### [Goal]
Write out all the data again, exactly as it stands.
□ □ □ □
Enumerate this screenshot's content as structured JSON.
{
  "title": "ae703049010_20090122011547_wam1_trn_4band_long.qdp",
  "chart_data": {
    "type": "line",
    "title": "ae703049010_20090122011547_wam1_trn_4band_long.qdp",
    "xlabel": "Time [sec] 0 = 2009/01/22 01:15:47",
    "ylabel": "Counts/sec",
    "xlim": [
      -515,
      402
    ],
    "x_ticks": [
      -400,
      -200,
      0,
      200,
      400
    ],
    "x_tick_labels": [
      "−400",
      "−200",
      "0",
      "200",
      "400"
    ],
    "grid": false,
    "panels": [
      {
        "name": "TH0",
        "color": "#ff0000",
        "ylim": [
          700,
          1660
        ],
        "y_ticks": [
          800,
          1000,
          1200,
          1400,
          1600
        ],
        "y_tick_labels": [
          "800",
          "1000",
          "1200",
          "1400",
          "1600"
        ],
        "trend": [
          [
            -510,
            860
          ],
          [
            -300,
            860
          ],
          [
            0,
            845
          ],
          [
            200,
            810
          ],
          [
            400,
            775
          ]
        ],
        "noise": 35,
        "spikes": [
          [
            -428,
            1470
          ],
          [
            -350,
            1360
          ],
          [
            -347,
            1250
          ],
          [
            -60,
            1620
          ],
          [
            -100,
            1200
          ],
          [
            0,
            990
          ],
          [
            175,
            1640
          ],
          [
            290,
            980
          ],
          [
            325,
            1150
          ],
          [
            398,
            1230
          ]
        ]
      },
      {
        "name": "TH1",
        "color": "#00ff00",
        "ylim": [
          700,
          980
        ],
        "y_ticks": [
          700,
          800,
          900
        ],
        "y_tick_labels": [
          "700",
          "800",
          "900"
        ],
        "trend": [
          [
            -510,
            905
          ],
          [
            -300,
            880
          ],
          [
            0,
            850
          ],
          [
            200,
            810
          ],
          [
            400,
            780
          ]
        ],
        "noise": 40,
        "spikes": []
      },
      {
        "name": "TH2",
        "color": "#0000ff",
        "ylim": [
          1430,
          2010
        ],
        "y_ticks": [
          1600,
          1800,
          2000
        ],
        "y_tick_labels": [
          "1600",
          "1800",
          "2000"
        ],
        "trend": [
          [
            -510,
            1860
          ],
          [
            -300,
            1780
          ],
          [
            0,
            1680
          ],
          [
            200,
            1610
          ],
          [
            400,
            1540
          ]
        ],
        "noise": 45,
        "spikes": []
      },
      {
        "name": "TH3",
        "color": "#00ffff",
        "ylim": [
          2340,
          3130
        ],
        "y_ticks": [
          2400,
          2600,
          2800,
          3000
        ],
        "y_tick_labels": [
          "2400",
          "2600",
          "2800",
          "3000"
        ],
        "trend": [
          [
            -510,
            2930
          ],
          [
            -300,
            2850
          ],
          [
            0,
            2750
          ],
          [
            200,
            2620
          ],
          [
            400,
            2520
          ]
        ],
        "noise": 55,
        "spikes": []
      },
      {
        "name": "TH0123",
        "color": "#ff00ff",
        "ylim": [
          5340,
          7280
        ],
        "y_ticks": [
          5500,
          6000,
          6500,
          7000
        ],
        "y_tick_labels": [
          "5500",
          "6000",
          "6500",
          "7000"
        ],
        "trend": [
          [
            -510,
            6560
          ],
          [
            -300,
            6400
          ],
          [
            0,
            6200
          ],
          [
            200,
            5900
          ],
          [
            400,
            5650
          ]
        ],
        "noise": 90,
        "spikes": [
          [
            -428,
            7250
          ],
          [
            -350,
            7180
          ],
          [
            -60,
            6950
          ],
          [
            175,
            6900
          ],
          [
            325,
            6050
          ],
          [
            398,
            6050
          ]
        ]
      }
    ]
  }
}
□ □ □ □
### [Solved problem]
Enumerate this screenshot's content as structured JSON.
{
  "title": "ae703049010_20090122011547_wam1_trn_4band_long.qdp",
  "chart_data": {
    "type": "line",
    "title": "ae703049010_20090122011547_wam1_trn_4band_long.qdp",
    "xlabel": "Time [sec] 0 = 2009/01/22 01:15:47",
    "ylabel": "Counts/sec",
    "xlim": [
      -515,
      402
    ],
    "x_ticks": [
      -400,
      -200,
      0,
      200,
      400
    ],
    "x_tick_labels": [
      "−400",
      "−200",
      "0",
      "200",
      "400"
    ],
    "grid": false,
    "panels": [
      {
        "name": "TH0",
        "color": "#ff0000",
        "ylim": [
          700,
          1660
        ],
        "y_ticks": [
          800,
          1000,
          1200,
          1400,
          1600
        ],
        "y_tick_labels": [
          "800",
          "1000",
          "1200",
          "1400",
          "1600"
        ],
        "trend": [
          [
            -510,
            860
          ],
          [
            -300,
            860
          ],
          [
            0,
            845
          ],
          [
            200,
            810
          ],
          [
            400,
            775
          ]
        ],
        "noise": 35,
        "spikes": [
          [
            -428,
            1470
          ],
          [
            -350,
            1360
          ],
          [
            -347,
            1250
          ],
          [
            -60,
            1620
          ],
          [
            -100,
            1200
          ],
          [
            0,
            990
          ],
          [
            175,
            1640
          ],
          [
            290,
            980
          ],
          [
            325,
            1150
          ],
          [
            398,
            1230
          ]
        ]
      },
      {
        "name": "TH1",
        "color": "#00ff00",
        "ylim": [
          700,
          980
        ],
        "y_ticks": [
          700,
          800,
          900
        ],
        "y_tick_labels": [
          "700",
          "800",
          "900"
        ],
        "trend": [
          [
            -510,
            905
          ],
          [
            -300,
            880
          ],
          [
            0,
            850
          ],
          [
            200,
            810
          ],
          [
            400,
            780
          ]
        ],
        "noise": 40,
        "spikes": []
      },
      {
        "name": "TH2",
        "color": "#0000ff",
        "ylim": [
          1430,
          2010
        ],
        "y_ticks": [
          1600,
          1800,
          2000
        ],
        "y_tick_labels": [
          "1600",
          "1800",
          "2000"
        ],
        "trend": [
          [
            -510,
            1860
          ],
          [
            -300,
            1780
          ],
          [
            0,
            1680
          ],
          [
            200,
            1610
          ],
          [
            400,
            1540
          ]
        ],
        "noise": 45,
        "spikes": []
      },
      {
        "name": "TH3",
        "color": "#00ffff",
        "ylim": [
          2340,
          3130
        ],
        "y_ticks": [
          2400,
          2600,
          2800,
          3000
        ],
        "y_tick_labels": [
          "2400",
          "2600",
          "2800",
          "3000"
        ],
        "trend": [
          [
            -510,
            2930
          ],
          [
            -300,
            2850
          ],
          [
            0,
            2750
          ],
          [
            200,
            2620
          ],
          [
            400,
            2520
          ]
        ],
        "noise": 55,
        "spikes": []
      },
      {
        "name": "TH0123",
        "color": "#ff00ff",
        "ylim": [
          5340,
          7280
        ],
        "y_ticks": [
          5500,
          6000,
          6500,
          7000
        ],
        "y_tick_labels": [
          "5500",
          "6000",
          "6500",
          "7000"
        ],
        "trend": [
          [
            -510,
            6560
          ],
          [
            -300,
            6400
          ],
          [
            0,
            6200
          ],
          [
            200,
            5900
          ],
          [
            400,
            5650
          ]
        ],
        "noise": 90,
        "spikes": [
          [
            -428,
            7250
          ],
          [
            -350,
            7180
          ],
          [
            -60,
            6950
          ],
          [
            175,
            6900
          ],
          [
            325,
            6050
          ],
          [
            398,
            6050
          ]
        ]
      }
    ]
  }
}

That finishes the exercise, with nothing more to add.